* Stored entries

****

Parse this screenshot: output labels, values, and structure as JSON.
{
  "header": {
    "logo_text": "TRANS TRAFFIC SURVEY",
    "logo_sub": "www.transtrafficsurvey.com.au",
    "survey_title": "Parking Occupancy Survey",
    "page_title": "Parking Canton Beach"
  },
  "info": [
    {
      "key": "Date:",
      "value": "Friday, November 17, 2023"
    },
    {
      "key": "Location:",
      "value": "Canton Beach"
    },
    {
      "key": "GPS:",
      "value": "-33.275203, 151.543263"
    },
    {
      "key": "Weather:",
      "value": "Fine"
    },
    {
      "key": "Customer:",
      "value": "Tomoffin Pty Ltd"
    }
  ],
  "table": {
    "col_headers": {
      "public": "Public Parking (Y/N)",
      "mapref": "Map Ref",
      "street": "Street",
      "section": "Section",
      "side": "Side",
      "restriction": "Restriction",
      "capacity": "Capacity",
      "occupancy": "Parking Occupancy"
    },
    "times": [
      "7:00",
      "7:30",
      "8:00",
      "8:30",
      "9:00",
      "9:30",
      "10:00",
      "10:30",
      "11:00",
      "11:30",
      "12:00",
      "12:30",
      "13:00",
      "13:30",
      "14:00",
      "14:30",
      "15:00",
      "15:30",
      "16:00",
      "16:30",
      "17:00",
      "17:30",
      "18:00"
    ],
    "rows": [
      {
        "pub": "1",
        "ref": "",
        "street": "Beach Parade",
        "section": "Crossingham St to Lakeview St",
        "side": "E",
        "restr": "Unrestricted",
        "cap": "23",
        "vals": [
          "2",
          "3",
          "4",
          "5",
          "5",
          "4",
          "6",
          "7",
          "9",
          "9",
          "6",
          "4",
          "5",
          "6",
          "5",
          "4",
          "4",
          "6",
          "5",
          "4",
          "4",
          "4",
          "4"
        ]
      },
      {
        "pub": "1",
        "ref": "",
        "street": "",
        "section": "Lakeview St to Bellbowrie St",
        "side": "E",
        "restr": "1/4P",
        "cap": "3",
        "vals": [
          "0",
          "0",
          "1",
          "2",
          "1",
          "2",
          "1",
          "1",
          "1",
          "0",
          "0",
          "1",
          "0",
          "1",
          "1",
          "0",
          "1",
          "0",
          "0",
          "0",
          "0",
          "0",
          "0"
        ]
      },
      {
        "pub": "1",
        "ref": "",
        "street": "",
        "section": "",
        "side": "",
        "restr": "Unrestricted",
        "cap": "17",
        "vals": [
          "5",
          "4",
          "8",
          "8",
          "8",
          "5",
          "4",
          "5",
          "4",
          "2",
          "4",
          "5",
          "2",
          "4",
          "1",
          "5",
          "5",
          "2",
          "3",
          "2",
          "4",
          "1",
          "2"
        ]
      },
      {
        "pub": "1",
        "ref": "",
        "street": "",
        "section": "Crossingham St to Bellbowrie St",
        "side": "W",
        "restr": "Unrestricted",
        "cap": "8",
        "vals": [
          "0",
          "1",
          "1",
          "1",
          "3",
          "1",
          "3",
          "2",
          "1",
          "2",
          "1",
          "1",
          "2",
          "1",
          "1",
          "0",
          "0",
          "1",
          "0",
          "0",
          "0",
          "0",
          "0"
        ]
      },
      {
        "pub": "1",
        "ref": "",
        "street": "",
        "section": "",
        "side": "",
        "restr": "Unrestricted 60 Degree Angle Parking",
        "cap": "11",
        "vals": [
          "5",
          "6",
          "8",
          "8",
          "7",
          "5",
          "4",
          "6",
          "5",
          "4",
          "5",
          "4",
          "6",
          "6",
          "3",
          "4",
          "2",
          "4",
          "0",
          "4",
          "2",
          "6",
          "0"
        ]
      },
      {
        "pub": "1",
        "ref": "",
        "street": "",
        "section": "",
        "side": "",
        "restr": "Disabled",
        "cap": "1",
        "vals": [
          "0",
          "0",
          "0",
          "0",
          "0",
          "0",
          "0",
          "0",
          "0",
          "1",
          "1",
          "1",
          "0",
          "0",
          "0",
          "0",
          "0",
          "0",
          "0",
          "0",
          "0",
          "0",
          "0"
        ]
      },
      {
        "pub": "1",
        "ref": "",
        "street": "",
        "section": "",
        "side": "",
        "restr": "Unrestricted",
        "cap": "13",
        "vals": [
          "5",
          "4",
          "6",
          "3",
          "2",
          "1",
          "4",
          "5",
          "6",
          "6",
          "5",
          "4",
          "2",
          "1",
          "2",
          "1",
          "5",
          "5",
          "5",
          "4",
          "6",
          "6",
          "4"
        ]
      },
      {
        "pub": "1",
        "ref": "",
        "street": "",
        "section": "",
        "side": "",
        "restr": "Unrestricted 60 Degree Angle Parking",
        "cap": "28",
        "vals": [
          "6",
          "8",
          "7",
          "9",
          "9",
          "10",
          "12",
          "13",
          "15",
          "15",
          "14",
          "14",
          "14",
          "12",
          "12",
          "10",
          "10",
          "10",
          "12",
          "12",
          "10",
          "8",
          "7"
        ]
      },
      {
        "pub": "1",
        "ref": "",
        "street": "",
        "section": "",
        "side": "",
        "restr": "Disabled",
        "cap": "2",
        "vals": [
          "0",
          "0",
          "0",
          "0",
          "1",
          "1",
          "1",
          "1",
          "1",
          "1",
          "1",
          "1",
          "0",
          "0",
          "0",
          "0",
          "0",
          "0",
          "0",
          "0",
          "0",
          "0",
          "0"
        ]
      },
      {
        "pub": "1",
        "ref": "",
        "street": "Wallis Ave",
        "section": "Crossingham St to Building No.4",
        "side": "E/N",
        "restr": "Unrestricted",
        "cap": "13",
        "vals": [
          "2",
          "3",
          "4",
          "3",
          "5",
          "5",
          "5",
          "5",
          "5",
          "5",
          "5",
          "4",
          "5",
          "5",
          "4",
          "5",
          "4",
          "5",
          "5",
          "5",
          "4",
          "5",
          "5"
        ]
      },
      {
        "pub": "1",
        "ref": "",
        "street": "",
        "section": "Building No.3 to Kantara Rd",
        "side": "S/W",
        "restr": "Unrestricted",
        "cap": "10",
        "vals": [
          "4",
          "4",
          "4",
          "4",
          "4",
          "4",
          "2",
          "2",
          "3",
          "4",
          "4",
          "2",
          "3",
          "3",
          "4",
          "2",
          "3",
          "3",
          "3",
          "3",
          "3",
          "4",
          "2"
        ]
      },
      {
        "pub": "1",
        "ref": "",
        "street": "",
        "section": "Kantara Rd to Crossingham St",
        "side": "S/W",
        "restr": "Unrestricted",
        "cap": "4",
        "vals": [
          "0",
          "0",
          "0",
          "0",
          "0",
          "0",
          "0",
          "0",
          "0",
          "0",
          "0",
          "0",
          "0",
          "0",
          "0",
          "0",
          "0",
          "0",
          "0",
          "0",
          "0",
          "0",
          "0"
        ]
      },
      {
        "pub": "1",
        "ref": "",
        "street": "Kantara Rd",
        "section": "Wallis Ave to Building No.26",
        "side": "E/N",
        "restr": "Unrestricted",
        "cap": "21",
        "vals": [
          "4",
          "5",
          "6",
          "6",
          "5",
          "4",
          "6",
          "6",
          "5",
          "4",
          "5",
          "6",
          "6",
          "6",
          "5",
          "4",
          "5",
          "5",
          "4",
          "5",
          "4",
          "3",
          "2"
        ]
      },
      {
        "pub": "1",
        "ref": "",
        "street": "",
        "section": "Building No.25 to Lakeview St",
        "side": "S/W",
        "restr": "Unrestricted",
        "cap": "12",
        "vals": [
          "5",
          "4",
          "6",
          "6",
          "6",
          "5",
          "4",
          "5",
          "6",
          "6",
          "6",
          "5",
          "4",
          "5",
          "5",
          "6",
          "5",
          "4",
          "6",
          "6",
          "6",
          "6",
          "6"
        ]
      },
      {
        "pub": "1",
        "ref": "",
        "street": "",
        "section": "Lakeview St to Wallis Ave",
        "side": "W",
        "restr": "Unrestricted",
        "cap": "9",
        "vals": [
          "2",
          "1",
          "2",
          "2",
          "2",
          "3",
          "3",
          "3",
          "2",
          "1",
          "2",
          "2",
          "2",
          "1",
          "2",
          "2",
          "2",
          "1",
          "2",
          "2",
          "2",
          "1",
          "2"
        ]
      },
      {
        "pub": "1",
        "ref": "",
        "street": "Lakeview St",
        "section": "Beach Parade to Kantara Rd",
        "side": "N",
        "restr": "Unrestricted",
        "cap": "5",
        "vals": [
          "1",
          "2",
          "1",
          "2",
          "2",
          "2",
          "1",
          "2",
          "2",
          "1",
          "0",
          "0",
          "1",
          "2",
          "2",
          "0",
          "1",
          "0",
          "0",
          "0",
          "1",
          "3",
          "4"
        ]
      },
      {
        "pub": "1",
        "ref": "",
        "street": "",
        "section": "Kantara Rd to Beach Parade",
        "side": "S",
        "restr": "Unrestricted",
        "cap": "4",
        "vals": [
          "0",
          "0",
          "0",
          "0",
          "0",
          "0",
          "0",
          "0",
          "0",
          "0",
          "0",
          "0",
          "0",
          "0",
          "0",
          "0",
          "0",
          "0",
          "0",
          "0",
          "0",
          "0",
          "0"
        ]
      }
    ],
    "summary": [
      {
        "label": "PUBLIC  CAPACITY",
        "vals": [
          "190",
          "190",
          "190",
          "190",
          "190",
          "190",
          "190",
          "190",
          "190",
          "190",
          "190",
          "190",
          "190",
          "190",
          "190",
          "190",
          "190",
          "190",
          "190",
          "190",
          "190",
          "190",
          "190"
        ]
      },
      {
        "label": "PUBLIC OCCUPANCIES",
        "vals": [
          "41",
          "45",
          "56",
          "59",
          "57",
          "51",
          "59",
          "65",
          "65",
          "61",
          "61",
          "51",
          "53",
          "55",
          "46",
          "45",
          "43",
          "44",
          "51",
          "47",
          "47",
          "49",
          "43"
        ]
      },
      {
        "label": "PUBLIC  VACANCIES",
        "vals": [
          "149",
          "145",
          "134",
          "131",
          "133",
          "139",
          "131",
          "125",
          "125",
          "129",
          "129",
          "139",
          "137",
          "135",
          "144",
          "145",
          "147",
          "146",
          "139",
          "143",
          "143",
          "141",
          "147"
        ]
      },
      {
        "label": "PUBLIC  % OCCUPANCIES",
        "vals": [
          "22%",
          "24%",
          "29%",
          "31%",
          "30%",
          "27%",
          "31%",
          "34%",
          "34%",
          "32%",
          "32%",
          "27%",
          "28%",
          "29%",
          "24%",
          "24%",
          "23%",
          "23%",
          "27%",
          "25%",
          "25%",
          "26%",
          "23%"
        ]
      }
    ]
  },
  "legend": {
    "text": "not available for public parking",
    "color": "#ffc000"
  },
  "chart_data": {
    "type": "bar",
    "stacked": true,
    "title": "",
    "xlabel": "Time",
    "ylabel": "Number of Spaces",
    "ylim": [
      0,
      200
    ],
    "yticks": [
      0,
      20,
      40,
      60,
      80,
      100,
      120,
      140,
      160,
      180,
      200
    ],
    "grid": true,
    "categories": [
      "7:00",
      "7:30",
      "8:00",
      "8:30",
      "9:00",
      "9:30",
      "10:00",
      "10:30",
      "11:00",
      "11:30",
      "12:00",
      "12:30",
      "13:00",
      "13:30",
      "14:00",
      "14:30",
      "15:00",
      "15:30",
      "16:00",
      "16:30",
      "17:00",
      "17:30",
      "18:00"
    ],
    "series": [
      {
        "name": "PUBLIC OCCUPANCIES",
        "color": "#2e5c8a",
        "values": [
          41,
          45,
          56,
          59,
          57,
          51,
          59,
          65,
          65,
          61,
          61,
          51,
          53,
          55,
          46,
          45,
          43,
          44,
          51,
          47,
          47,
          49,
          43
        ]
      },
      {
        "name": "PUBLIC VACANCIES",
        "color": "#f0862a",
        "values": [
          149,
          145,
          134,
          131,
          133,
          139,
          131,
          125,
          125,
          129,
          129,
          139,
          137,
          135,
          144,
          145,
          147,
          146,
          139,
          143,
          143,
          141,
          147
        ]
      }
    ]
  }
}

****

State how many lines of the material contain the string "Occupancy", with no other words.

2